■ Records to use:

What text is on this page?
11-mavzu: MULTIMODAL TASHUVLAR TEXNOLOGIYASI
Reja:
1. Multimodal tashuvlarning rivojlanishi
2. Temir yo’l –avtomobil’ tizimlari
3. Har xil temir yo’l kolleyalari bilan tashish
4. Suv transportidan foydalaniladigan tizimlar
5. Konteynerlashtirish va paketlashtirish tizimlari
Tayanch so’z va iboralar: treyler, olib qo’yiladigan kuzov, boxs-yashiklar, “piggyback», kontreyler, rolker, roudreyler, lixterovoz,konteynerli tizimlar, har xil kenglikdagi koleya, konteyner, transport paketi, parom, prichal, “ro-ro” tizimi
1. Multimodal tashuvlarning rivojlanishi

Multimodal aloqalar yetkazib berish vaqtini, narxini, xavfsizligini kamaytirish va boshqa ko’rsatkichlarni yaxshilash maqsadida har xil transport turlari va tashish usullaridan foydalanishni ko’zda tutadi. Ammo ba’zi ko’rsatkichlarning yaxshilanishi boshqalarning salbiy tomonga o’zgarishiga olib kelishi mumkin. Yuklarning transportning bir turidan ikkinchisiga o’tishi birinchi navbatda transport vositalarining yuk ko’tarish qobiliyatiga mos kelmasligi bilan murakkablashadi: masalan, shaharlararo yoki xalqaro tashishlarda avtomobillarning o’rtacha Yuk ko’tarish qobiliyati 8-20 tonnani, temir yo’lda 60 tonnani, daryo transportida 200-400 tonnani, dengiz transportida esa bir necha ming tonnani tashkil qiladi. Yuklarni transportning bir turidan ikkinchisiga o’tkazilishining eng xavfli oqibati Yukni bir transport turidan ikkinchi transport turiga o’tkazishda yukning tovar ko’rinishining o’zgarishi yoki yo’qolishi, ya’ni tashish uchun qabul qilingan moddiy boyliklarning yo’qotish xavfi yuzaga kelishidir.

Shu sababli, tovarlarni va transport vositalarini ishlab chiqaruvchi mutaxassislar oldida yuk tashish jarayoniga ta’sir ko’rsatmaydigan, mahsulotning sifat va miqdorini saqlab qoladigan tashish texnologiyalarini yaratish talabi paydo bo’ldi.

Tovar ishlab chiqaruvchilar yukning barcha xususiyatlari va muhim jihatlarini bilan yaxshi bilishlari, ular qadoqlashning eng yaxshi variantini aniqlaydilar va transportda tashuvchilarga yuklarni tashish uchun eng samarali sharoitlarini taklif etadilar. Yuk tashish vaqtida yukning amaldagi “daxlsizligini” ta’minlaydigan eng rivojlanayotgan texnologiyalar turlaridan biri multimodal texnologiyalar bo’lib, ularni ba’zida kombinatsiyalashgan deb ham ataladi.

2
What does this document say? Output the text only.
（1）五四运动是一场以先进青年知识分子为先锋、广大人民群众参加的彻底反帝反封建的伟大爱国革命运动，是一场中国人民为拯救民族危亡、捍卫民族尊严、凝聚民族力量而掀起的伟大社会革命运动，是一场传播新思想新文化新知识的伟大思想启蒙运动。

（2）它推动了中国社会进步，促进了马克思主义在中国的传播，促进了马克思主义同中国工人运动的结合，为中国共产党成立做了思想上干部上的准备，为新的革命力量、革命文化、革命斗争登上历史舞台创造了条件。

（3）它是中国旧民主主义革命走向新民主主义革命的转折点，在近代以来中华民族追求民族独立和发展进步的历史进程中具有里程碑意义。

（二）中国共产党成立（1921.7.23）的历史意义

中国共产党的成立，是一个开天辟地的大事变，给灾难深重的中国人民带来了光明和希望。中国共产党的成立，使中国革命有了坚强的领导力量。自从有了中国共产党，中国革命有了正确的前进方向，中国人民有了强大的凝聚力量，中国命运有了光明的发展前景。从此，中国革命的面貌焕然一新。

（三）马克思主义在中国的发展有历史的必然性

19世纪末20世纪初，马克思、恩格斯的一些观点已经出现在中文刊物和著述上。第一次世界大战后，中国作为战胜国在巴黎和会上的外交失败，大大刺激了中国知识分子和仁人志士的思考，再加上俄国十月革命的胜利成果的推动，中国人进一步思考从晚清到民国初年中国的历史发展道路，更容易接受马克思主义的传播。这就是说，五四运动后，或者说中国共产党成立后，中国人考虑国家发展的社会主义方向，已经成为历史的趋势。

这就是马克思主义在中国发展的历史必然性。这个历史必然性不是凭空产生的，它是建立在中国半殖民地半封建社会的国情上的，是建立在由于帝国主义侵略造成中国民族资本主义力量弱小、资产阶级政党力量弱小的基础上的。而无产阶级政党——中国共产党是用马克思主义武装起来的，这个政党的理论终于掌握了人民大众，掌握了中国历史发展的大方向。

■ Problem to solve: Among the records above, how many lines carry the string "What"? Reply with the number alone.

■ Problem solution: 2